◆ **What to work on**
Return only the number of lines in the entries below that hold the word "name".

(Items listed in a dataset)

* Begin *

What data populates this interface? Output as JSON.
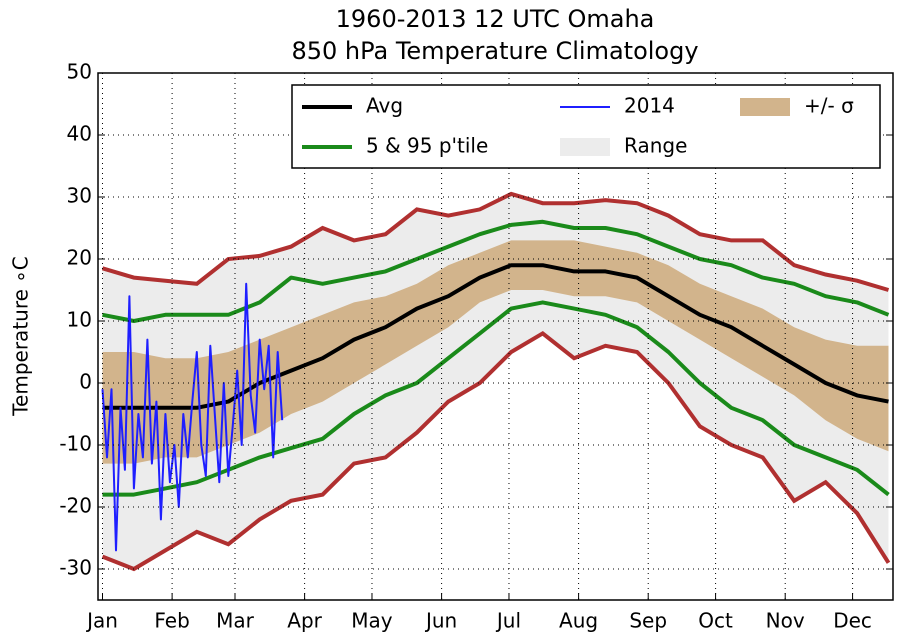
{
  "chart_data": {
    "type": "line",
    "title": "1960-2013 12 UTC Omaha",
    "subtitle": "850 hPa Temperature Climatology",
    "y_label": "Temperature ∘C",
    "xlim": [
      -1,
      353
    ],
    "ylim": [
      -35,
      50
    ],
    "xticks": [
      {
        "value": 1,
        "label": "Jan"
      },
      {
        "value": 32,
        "label": "Feb"
      },
      {
        "value": 60,
        "label": "Mar"
      },
      {
        "value": 91,
        "label": "Apr"
      },
      {
        "value": 121,
        "label": "May"
      },
      {
        "value": 152,
        "label": "Jun"
      },
      {
        "value": 182,
        "label": "Jul"
      },
      {
        "value": 213,
        "label": "Aug"
      },
      {
        "value": 244,
        "label": "Sep"
      },
      {
        "value": 274,
        "label": "Oct"
      },
      {
        "value": 305,
        "label": "Nov"
      },
      {
        "value": 335,
        "label": "Dec"
      }
    ],
    "yticks": [
      -30,
      -20,
      -10,
      0,
      10,
      20,
      30,
      40,
      50
    ],
    "grid": true,
    "legend": "upper right",
    "series": [
      {
        "name": "Avg",
        "type": "line",
        "color": "#000000",
        "x": [
          1,
          15,
          29,
          43,
          57,
          71,
          85,
          99,
          113,
          127,
          141,
          155,
          169,
          183,
          197,
          211,
          225,
          239,
          253,
          267,
          281,
          295,
          309,
          323,
          337,
          351
        ],
        "values": [
          -4,
          -4,
          -4,
          -4,
          -3,
          0,
          2,
          4,
          7,
          9,
          12,
          14,
          17,
          19,
          19,
          18,
          18,
          17,
          14,
          11,
          9,
          6,
          3,
          0,
          -2,
          -3
        ]
      },
      {
        "name": "2014",
        "type": "line",
        "color": "#1f1fff",
        "x": [
          1,
          3,
          5,
          7,
          9,
          11,
          13,
          15,
          17,
          19,
          21,
          23,
          25,
          27,
          29,
          31,
          33,
          35,
          37,
          39,
          41,
          43,
          45,
          47,
          49,
          51,
          53,
          55,
          57,
          59,
          61,
          63,
          65,
          67,
          69,
          71,
          73,
          75,
          77,
          79,
          81
        ],
        "values": [
          -1,
          -12,
          -1,
          -27,
          -4,
          -14,
          14,
          -17,
          -5,
          -12,
          7,
          -13,
          -3,
          -22,
          -5,
          -16,
          -10,
          -20,
          -5,
          -12,
          -3,
          5,
          -10,
          -15,
          6,
          -5,
          -16,
          0,
          -15,
          -7,
          2,
          -10,
          16,
          -2,
          -8,
          7,
          -1,
          6,
          -12,
          5,
          -6
        ]
      },
      {
        "name": "+/- σ",
        "type": "band",
        "color": "#d2b48c",
        "x": [
          1,
          15,
          29,
          43,
          57,
          71,
          85,
          99,
          113,
          127,
          141,
          155,
          169,
          183,
          197,
          211,
          225,
          239,
          253,
          267,
          281,
          295,
          309,
          323,
          337,
          351
        ],
        "upper": [
          5,
          5,
          4,
          4,
          5,
          7,
          9,
          11,
          13,
          14,
          16,
          19,
          21,
          23,
          23,
          23,
          22,
          21,
          19,
          16,
          14,
          12,
          9,
          7,
          6,
          6
        ],
        "lower": [
          -13,
          -13,
          -12,
          -12,
          -10,
          -8,
          -5,
          -3,
          0,
          3,
          6,
          9,
          13,
          15,
          15,
          14,
          14,
          13,
          10,
          7,
          4,
          1,
          -2,
          -6,
          -9,
          -11
        ]
      },
      {
        "name": "5 & 95 p'tile",
        "type": "lines",
        "color": "#1a8a1a",
        "x": [
          1,
          15,
          29,
          43,
          57,
          71,
          85,
          99,
          113,
          127,
          141,
          155,
          169,
          183,
          197,
          211,
          225,
          239,
          253,
          267,
          281,
          295,
          309,
          323,
          337,
          351
        ],
        "upper": [
          11,
          10,
          11,
          11,
          11,
          13,
          17,
          16,
          17,
          18,
          20,
          22,
          24,
          25.5,
          26,
          25,
          25,
          24,
          22,
          20,
          19,
          17,
          16,
          14,
          13,
          11
        ],
        "lower": [
          -18,
          -18,
          -17,
          -16,
          -14,
          -12,
          -10.5,
          -9,
          -5,
          -2,
          0,
          4,
          8,
          12,
          13,
          12,
          11,
          9,
          5,
          0,
          -4,
          -6,
          -10,
          -12,
          -14,
          -18
        ]
      },
      {
        "name": "Range",
        "type": "band",
        "color": "#ececec",
        "line_color": "#b03030",
        "x": [
          1,
          15,
          29,
          43,
          57,
          71,
          85,
          99,
          113,
          127,
          141,
          155,
          169,
          183,
          197,
          211,
          225,
          239,
          253,
          267,
          281,
          295,
          309,
          323,
          337,
          351
        ],
        "upper": [
          18.5,
          17,
          16.5,
          16,
          20,
          20.5,
          22,
          25,
          23,
          24,
          28,
          27,
          28,
          30.5,
          29,
          29,
          29.5,
          29,
          27,
          24,
          23,
          23,
          19,
          17.5,
          16.5,
          15
        ],
        "lower": [
          -28,
          -30,
          -27,
          -24,
          -26,
          -22,
          -19,
          -18,
          -13,
          -12,
          -8,
          -3,
          0,
          5,
          8,
          4,
          6,
          5,
          0,
          -7,
          -10,
          -12,
          -19,
          -16,
          -21,
          -29
        ]
      }
    ]
  }
}
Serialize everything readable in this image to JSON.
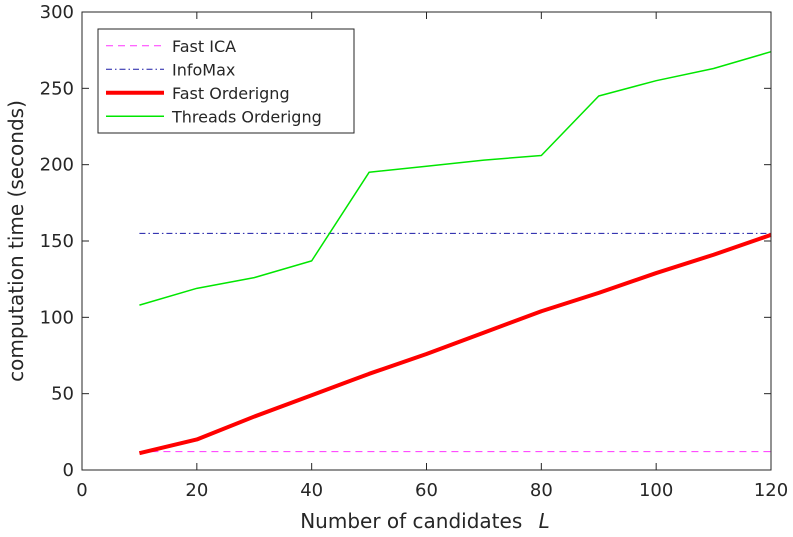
{
  "chart_data": {
    "type": "line",
    "xlabel": "Number of candidates",
    "xlabel_var": "L",
    "ylabel": "computation time (seconds)",
    "xlim": [
      0,
      120
    ],
    "ylim": [
      0,
      300
    ],
    "xticks": [
      0,
      20,
      40,
      60,
      80,
      100,
      120
    ],
    "yticks": [
      0,
      50,
      100,
      150,
      200,
      250,
      300
    ],
    "grid": false,
    "legend_position": "top-left",
    "series": [
      {
        "name": "Fast ICA",
        "color": "#ff33ff",
        "style": "dashed",
        "width": 1,
        "x": [
          10,
          120
        ],
        "y": [
          12,
          12
        ]
      },
      {
        "name": "InfoMax",
        "color": "#1a1aa6",
        "style": "dashdot",
        "width": 1,
        "x": [
          10,
          120
        ],
        "y": [
          155,
          155
        ]
      },
      {
        "name": "Fast Orderigng",
        "color": "#ff0000",
        "style": "solid",
        "width": 4,
        "x": [
          10,
          20,
          30,
          40,
          50,
          60,
          70,
          80,
          90,
          100,
          110,
          120
        ],
        "y": [
          11,
          20,
          35,
          49,
          63,
          76,
          90,
          104,
          116,
          129,
          141,
          154
        ]
      },
      {
        "name": "Threads Orderigng",
        "color": "#00e600",
        "style": "solid",
        "width": 1.5,
        "x": [
          10,
          20,
          30,
          40,
          50,
          60,
          70,
          80,
          90,
          100,
          110,
          120
        ],
        "y": [
          108,
          119,
          126,
          137,
          195,
          199,
          203,
          206,
          245,
          255,
          263,
          274
        ]
      }
    ]
  }
}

* End *

◆ **Full output**
9